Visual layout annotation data
........
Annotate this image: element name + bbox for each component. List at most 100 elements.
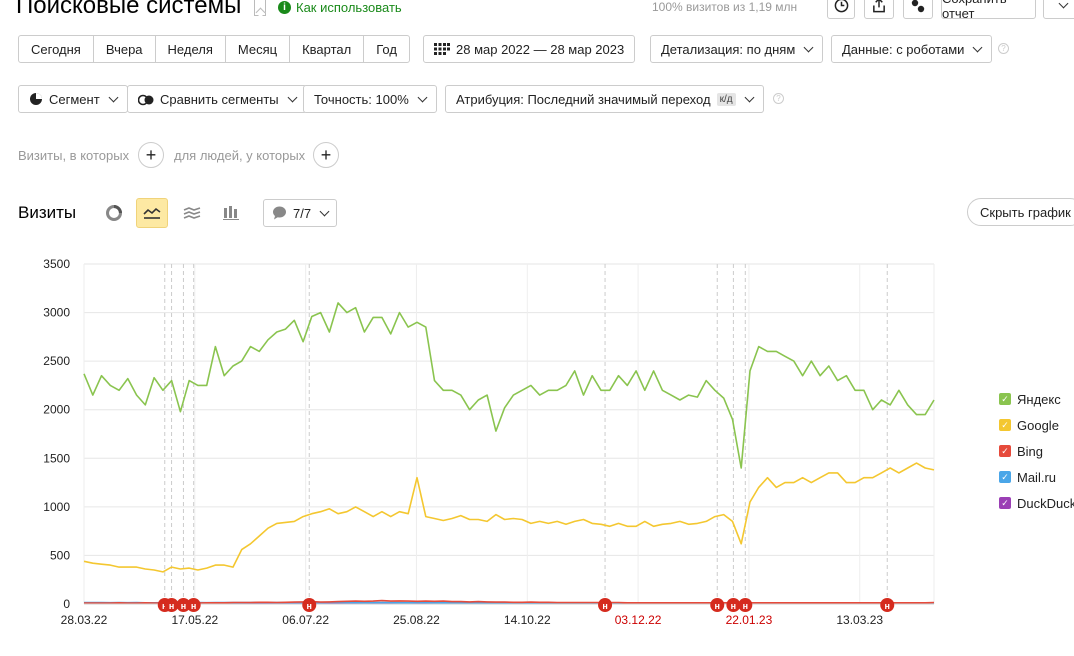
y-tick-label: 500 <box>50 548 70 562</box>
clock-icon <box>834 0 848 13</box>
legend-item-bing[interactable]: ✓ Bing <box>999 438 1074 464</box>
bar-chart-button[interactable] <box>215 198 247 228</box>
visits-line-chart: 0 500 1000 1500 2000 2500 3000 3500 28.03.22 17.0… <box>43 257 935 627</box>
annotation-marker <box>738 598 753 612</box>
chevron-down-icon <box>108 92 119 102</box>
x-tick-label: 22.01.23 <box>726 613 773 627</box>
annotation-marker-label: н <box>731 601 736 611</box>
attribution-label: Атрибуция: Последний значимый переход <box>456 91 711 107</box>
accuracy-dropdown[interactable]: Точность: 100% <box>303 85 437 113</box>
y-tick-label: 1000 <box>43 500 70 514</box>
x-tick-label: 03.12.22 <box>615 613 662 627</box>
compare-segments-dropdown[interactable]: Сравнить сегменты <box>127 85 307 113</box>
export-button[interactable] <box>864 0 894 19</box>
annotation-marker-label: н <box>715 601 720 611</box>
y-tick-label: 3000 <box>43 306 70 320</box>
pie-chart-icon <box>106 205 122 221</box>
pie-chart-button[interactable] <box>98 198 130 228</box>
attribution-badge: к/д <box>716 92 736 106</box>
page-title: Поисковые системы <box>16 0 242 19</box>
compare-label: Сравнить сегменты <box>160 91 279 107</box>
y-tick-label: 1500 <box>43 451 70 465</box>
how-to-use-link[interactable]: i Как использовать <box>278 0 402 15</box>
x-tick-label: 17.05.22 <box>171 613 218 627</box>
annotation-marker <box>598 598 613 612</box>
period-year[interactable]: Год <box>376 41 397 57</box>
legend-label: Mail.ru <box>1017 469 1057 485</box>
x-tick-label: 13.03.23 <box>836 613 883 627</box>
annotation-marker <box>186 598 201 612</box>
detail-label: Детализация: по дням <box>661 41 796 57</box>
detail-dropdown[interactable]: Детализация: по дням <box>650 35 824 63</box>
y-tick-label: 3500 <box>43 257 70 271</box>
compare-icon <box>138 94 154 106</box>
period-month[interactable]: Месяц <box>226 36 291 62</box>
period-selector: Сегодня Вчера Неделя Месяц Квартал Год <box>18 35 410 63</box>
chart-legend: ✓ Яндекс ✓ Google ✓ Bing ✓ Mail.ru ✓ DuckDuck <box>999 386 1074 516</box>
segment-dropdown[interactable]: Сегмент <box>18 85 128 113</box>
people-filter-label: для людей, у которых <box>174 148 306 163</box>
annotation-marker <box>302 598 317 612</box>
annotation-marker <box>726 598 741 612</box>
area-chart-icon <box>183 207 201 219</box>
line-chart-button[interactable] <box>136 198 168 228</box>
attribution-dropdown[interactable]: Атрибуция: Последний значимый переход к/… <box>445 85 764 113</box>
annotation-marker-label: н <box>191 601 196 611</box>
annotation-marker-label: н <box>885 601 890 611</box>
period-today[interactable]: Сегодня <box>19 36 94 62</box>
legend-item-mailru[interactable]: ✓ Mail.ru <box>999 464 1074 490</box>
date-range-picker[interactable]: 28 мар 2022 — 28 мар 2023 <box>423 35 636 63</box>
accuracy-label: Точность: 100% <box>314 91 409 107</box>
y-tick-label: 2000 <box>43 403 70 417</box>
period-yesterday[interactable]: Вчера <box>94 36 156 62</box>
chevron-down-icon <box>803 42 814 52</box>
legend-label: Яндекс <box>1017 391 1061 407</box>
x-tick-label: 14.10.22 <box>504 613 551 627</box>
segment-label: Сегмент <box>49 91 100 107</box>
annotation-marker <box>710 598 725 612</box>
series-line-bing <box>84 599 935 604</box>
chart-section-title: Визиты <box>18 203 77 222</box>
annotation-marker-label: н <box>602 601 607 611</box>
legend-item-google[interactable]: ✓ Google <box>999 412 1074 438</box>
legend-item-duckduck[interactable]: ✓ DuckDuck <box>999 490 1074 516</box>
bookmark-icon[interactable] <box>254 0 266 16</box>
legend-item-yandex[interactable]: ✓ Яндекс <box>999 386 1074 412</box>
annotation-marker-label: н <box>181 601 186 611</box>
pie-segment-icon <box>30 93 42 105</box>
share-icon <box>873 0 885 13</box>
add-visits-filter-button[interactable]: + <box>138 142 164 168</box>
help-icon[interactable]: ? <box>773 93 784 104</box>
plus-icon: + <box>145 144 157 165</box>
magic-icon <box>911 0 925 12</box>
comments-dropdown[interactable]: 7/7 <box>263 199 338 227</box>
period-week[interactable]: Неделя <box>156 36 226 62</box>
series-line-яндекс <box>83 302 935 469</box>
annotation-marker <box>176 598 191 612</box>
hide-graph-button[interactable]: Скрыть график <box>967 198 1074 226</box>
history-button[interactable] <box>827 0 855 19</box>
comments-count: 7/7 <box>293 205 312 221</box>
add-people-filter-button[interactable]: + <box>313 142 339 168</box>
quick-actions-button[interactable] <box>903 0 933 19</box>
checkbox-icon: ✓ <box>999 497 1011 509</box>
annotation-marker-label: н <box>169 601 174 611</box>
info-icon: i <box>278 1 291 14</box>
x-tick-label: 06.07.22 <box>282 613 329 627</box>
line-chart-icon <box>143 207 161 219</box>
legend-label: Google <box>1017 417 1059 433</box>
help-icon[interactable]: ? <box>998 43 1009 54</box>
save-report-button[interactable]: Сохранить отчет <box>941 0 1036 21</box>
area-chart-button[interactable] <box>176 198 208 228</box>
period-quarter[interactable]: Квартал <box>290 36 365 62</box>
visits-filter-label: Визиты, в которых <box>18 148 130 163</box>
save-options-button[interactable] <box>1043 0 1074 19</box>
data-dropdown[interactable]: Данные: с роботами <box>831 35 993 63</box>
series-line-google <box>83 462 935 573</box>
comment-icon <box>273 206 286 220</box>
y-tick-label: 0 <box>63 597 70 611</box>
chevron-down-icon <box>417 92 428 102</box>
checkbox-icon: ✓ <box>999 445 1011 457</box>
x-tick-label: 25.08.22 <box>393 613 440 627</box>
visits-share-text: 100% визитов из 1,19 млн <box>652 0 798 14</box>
........
▶ **Goal of the exercise**: Turn all of the material above into a numbered list with one line per item. Skip blank lines, and leave the pictures out.

▶ **Completed exercise**:
1. Annotate this image: element name + bbox for each component. List at most 100 elements.
2. y-tick-label: 500 <box>50 548 70 562</box>
3. clock-icon <box>834 0 848 13</box>
4. legend-item-bing[interactable]: ✓ Bing <box>999 438 1074 464</box>
5. bar-chart-button[interactable] <box>215 198 247 228</box>
6. visits-line-chart: 0 500 1000 1500 2000 2500 3000 3500 28.03.22 17.0… <box>43 257 935 627</box>
7. annotation-marker <box>738 598 753 612</box>
8. chevron-down-icon <box>108 92 119 102</box>
9. x-tick-label: 22.01.23 <box>726 613 773 627</box>
10. annotation-marker-label: н <box>731 601 736 611</box>
11. attribution-label: Атрибуция: Последний значимый переход <box>456 91 711 107</box>
12. accuracy-dropdown[interactable]: Точность: 100% <box>303 85 437 113</box>
13. y-tick-label: 1000 <box>43 500 70 514</box>
14. x-tick-label: 03.12.22 <box>615 613 662 627</box>
15. compare-segments-dropdown[interactable]: Сравнить сегменты <box>127 85 307 113</box>
16. export-button[interactable] <box>864 0 894 19</box>
17. annotation-marker-label: н <box>715 601 720 611</box>
18. y-tick-label: 3000 <box>43 306 70 320</box>
19. pie-chart-icon <box>106 205 122 221</box>
20. pie-chart-button[interactable] <box>98 198 130 228</box>
21. attribution-badge: к/д <box>716 92 736 106</box>
22. page-title: Поисковые системы <box>16 0 242 19</box>
23. compare-label: Сравнить сегменты <box>160 91 279 107</box>
24. y-tick-label: 1500 <box>43 451 70 465</box>
25. how-to-use-link[interactable]: i Как использовать <box>278 0 402 15</box>
26. x-tick-label: 17.05.22 <box>171 613 218 627</box>
27. annotation-marker <box>598 598 613 612</box>
28. period-year[interactable]: Год <box>376 41 397 57</box>
29. legend-label: Mail.ru <box>1017 469 1057 485</box>
30. x-tick-label: 13.03.23 <box>836 613 883 627</box>
31. annotation-marker <box>186 598 201 612</box>
32. detail-label: Детализация: по дням <box>661 41 796 57</box>
33. detail-dropdown[interactable]: Детализация: по дням <box>650 35 824 63</box>
34. y-tick-label: 3500 <box>43 257 70 271</box>
35. compare-icon <box>138 94 154 106</box>
36. period-month[interactable]: Месяц <box>226 36 291 62</box>
37. period-selector: Сегодня Вчера Неделя Месяц Квартал Год <box>18 35 410 63</box>
38. chart-legend: ✓ Яндекс ✓ Google ✓ Bing ✓ Mail.ru ✓ DuckDuck <box>999 386 1074 516</box>
39. segment-dropdown[interactable]: Сегмент <box>18 85 128 113</box>
40. people-filter-label: для людей, у которых <box>174 148 306 163</box>
41. annotation-marker <box>302 598 317 612</box>
42. annotation-marker <box>726 598 741 612</box>
43. area-chart-icon <box>183 207 201 219</box>
44. line-chart-button[interactable] <box>136 198 168 228</box>
45. attribution-dropdown[interactable]: Атрибуция: Последний значимый переход к/… <box>445 85 764 113</box>
46. annotation-marker-label: н <box>191 601 196 611</box>
47. annotation-marker-label: н <box>885 601 890 611</box>
48. period-today[interactable]: Сегодня <box>19 36 94 62</box>
49. legend-item-mailru[interactable]: ✓ Mail.ru <box>999 464 1074 490</box>
50. date-range-picker[interactable]: 28 мар 2022 — 28 мар 2023 <box>423 35 636 63</box>
51. accuracy-label: Точность: 100% <box>314 91 409 107</box>
52. y-tick-label: 2000 <box>43 403 70 417</box>
53. period-yesterday[interactable]: Вчера <box>94 36 156 62</box>
54. chevron-down-icon <box>803 42 814 52</box>
55. legend-label: Яндекс <box>1017 391 1061 407</box>
56. x-tick-label: 14.10.22 <box>504 613 551 627</box>
57. segment-label: Сегмент <box>49 91 100 107</box>
58. annotation-marker <box>710 598 725 612</box>
59. series-line-bing <box>84 599 935 604</box>
60. chart-section-title: Визиты <box>18 203 77 222</box>
61. annotation-marker-label: н <box>602 601 607 611</box>
62. legend-item-google[interactable]: ✓ Google <box>999 412 1074 438</box>
63. legend-item-duckduck[interactable]: ✓ DuckDuck <box>999 490 1074 516</box>
64. bookmark-icon[interactable] <box>254 0 266 16</box>
65. legend-item-yandex[interactable]: ✓ Яндекс <box>999 386 1074 412</box>
66. annotation-marker-label: н <box>181 601 186 611</box>
67. pie-segment-icon <box>30 93 42 105</box>
68. share-icon <box>873 0 885 13</box>
69. add-visits-filter-button[interactable]: + <box>138 142 164 168</box>
70. help-icon[interactable]: ? <box>773 93 784 104</box>
71. plus-icon: + <box>145 144 157 165</box>
72. magic-icon <box>911 0 925 12</box>
73. comments-dropdown[interactable]: 7/7 <box>263 199 338 227</box>
74. period-week[interactable]: Неделя <box>156 36 226 62</box>
75. series-line-яндекс <box>83 302 935 469</box>
76. annotation-marker <box>176 598 191 612</box>
77. hide-graph-button[interactable]: Скрыть график <box>967 198 1074 226</box>
78. history-button[interactable] <box>827 0 855 19</box>
79. comments-count: 7/7 <box>293 205 312 221</box>
80. add-people-filter-button[interactable]: + <box>313 142 339 168</box>
81. quick-actions-button[interactable] <box>903 0 933 19</box>
82. checkbox-icon: ✓ <box>999 497 1011 509</box>
83. annotation-marker-label: н <box>169 601 174 611</box>
84. info-icon: i <box>278 1 291 14</box>
85. x-tick-label: 06.07.22 <box>282 613 329 627</box>
86. line-chart-icon <box>143 207 161 219</box>
87. legend-label: Google <box>1017 417 1059 433</box>
88. help-icon[interactable]: ? <box>998 43 1009 54</box>
89. save-report-button[interactable]: Сохранить отчет <box>941 0 1036 21</box>
90. area-chart-button[interactable] <box>176 198 208 228</box>
91. period-quarter[interactable]: Квартал <box>290 36 365 62</box>
92. visits-filter-label: Визиты, в которых <box>18 148 130 163</box>
93. save-options-button[interactable] <box>1043 0 1074 19</box>
94. data-dropdown[interactable]: Данные: с роботами <box>831 35 993 63</box>
95. series-line-google <box>83 462 935 573</box>
96. comment-icon <box>273 206 286 220</box>
97. y-tick-label: 0 <box>63 597 70 611</box>
98. chevron-down-icon <box>417 92 428 102</box>
99. checkbox-icon: ✓ <box>999 445 1011 457</box>
100. x-tick-label: 25.08.22 <box>393 613 440 627</box>
101. visits-share-text: 100% визитов из 1,19 млн <box>652 0 798 14</box>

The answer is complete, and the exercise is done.